Supplied text —
A group of Red Deer College students have proven they can produce and sell bicycles with the best — at least on a computer screen.
Rylie Schaefer, Jordan Collier, Sam Debree, Mike Dobrowolski and Ryan Dahmer outpaced most of their international competition in a simulated business ventur The RDC group bested entrants from Boston University, Santa Clara University, Ohio State University and the University of Waterloo, among other universities and colleges.
In fact, 87 teams took part in the 2014 MikesBikes World Championship — an annual competition organized by Smartsims International Ltd. — with those 87 representing the top finishers from their respective institutions. Schaefer, Collier, Debree, Dobrowolski and Dahmer, who adopted the name Team Momentum, bested five groups of classmates from RDC’s Donald School of Business to advance to the world championships.
“I was really impressed,” said Dustin Quirk, an instructor at the Donald School of Business.
He said the five were among the best he’s seen in the MikesBikes simulation, which is tackled by all students in the Donald School of Business’s business administration diploma program as part of their class work. Team Momentum excelled from the start and “adapted and adjusted” to each level of competition they faced.
Ultimately, that came down to a showdown involving eight teams. Collier said his group received regular updates during those finals, which indicted that they were holding onto second place before slipping back into fourth.
“So we got together, a few of us, and really ground it out and got back to second.”
The MikesBikes simulation involves the operation of a bicycle factory in a competitive market with other bike producers.
“They have to design which markets to enter and build up their labour force, build up their factory,” said Quirk, adding that the success of the business is influenced by the actions of other teams.

Extracted information —
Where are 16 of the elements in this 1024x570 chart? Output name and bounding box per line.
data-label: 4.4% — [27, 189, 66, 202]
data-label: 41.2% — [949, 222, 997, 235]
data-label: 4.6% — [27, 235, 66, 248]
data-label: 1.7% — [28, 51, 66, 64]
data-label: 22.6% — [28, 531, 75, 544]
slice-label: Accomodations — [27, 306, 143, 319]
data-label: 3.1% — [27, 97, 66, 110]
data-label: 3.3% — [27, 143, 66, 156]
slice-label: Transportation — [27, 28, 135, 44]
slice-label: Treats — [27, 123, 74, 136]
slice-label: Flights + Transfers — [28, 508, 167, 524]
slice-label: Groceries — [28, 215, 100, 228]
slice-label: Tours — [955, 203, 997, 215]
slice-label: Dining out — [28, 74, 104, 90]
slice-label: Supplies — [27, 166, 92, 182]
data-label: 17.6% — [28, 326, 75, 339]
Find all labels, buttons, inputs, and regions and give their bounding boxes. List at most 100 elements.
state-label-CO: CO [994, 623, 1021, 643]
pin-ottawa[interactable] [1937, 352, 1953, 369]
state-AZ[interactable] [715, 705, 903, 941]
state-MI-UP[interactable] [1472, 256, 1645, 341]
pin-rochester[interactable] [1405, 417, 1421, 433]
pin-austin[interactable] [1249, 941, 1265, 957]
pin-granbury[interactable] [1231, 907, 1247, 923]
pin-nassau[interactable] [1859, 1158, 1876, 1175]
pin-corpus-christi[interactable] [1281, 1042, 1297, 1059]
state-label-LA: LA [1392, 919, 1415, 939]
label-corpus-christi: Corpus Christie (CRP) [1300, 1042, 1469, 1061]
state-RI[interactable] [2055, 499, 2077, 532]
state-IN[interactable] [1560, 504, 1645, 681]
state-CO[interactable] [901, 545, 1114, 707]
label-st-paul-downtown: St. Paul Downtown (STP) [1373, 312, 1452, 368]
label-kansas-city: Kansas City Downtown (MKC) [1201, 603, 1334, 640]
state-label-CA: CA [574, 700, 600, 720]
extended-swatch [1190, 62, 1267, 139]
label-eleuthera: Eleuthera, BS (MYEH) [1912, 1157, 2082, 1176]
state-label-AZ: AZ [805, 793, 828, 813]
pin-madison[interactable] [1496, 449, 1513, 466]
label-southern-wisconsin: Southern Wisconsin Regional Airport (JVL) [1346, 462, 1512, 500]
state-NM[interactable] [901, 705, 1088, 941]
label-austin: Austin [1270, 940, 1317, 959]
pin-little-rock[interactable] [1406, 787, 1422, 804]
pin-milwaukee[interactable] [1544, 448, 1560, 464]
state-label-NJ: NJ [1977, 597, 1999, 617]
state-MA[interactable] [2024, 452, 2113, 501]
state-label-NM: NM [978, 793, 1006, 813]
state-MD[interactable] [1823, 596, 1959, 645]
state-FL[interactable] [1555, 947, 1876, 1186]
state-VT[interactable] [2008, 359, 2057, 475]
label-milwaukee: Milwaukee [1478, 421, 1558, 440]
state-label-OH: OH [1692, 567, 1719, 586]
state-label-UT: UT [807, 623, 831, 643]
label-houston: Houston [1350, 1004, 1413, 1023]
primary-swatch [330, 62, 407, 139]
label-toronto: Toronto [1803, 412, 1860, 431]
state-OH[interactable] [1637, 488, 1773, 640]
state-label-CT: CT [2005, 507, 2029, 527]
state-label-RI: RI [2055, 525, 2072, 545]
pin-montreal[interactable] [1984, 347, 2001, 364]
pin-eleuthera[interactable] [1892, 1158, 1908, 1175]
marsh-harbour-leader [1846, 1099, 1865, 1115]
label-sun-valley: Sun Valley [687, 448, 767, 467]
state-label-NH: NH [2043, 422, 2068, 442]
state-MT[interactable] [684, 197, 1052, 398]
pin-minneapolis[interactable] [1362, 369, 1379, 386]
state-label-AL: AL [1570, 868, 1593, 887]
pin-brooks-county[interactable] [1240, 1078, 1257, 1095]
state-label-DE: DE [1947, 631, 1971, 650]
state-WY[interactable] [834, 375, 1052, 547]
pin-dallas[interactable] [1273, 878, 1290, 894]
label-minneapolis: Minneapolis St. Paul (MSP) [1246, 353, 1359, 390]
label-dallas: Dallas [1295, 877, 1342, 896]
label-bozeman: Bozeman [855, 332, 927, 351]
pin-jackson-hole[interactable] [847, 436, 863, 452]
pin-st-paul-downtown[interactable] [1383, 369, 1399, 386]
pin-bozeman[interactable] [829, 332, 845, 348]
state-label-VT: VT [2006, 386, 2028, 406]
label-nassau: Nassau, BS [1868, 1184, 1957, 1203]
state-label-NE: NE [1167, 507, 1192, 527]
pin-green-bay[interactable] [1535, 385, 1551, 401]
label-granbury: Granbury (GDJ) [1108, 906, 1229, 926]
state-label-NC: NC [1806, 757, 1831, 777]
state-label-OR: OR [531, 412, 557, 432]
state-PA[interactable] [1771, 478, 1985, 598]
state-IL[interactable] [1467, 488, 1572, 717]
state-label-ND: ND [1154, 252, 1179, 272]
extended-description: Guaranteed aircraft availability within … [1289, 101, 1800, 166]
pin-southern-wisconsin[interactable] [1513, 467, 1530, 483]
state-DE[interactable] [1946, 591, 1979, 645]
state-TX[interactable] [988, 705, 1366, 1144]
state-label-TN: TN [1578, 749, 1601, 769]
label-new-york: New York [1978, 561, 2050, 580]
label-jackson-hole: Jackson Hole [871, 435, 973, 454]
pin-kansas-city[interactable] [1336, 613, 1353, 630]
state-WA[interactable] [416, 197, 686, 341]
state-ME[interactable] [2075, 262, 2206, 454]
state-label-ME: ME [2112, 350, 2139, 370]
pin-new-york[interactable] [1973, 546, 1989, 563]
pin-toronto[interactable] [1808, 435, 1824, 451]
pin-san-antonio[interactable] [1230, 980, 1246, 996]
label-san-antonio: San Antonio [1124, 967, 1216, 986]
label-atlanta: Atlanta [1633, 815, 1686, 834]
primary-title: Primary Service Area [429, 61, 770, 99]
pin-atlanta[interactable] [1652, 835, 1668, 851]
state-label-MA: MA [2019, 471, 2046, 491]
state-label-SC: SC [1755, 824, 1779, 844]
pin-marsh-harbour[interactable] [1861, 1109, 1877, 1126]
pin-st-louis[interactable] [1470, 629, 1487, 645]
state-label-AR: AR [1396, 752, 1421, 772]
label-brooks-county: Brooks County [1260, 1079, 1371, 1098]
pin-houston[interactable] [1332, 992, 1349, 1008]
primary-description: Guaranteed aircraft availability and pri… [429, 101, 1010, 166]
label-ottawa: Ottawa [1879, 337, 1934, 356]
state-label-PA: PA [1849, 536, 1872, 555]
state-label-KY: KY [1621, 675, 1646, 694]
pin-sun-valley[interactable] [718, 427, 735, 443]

Required actions —
1 – Please retype the article on the Red Deer College MikesBikes team from "In fact, 87" to "the world championships.".
2 – According to the article on the Red Deer College MikesBikes team, how many teams took part in the 2014 MikesBikes World Championship?
3 – Carry on the article about the Red Deer College MikesBikes team from the point where it ends.

Responses per task —
1 –
In fact, 87 teams took part in the 2014 MikesBikes World Championship — an annual competition organized by Smartsims International Ltd. — with those 87 representing the top finishers from their respective institutions. Schaefer, Collier, Debree, Dobrowolski and Dahmer, who adopted the name Team Momentum, bested five groups of classmates from RDC’s Donald School of Business to advance to the world championships.

2 – 87 teams

3 –
For instance, pricing bikes high to boost revenues could leave a team vulnerable to being undercut by others.
“In that sense, it does do a fairly good representation of a real business situation where you’re planning out moves but have to respond and react to your competitors’ moves as well.”
Schaefer said Team Momentum picked up on the game quickly, and used the same strategy at each level.
“I would say we were pretty aggressive in our strategy,” said Dobrowolski. “Our goal was to outsell the competition and to constantly streamline our costs to be more profitable and deliver more value to our shareholders.”
Quirk said it helped that the RDC group worked very well together. He also praised their commitment, particularly when the competition moved past the classroom level.
“It was purely voluntary on their part, and they spent their own time,” he said, noting that this meant personal sacrifices and dealing with conflicting commitments, like studying for exams.
Schaefer, Collier, Debree, Dobrowolski and Dahmer are in the second year of the diploma program, and all five plan to pursue business degrees.